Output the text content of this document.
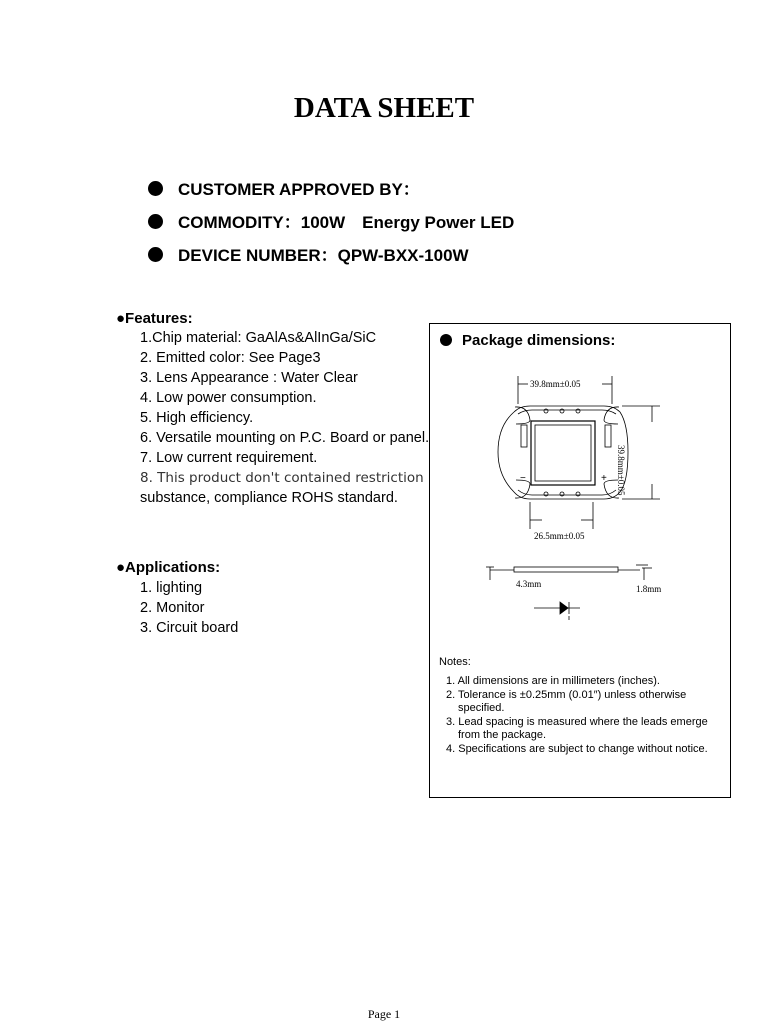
DATA SHEET
CUSTOMER APPROVED BY：
COMMODITY：100W　Energy Power LED
DEVICE NUMBER：QPW-BXX-100W
●Features:
1.Chip material: GaAlAs&AlInGa/SiC
2. Emitted color: See Page3
3. Lens Appearance : Water Clear
4. Low power consumption.
5. High efficiency.
6. Versatile mounting on P.C. Board or panel.
7. Low current requirement.
8. This product don't contained restriction
substance, compliance ROHS standard.
●Applications:
1. lighting
2. Monitor
3. Circuit board
Package dimensions:
39.8mm±0.05
39.8mm±0.05
26.5mm±0.05
4.3mm	1.8mm
−	+
Notes:
1. All dimensions are in millimeters (inches).
2. Tolerance is ±0.25mm (0.01″) unless otherwise
specified.
3. Lead spacing is measured where the leads emerge
from the package.
4. Specifications are subject to change without notice.
Page 1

THE REQUEST →
Go through the data above and transcribe it in full, omitting any image.

TASK RESPONSE →
Output the text content of this document.
DATA SHEET
CUSTOMER APPROVED BY：
COMMODITY：100W　Energy Power LED
DEVICE NUMBER：QPW-BXX-100W
●Features:
1.Chip material: GaAlAs&AlInGa/SiC
2. Emitted color: See Page3
3. Lens Appearance : Water Clear
4. Low power consumption.
5. High efficiency.
6. Versatile mounting on P.C. Board or panel.
7. Low current requirement.
8. This product don't contained restriction
substance, compliance ROHS standard.
●Applications:
1. lighting
2. Monitor
3. Circuit board
Package dimensions:
39.8mm±0.05
39.8mm±0.05
26.5mm±0.05
4.3mm	1.8mm
−	+
Notes:
1. All dimensions are in millimeters (inches).
2. Tolerance is ±0.25mm (0.01″) unless otherwise
specified.
3. Lead spacing is measured where the leads emerge
from the package.
4. Specifications are subject to change without notice.
Page 1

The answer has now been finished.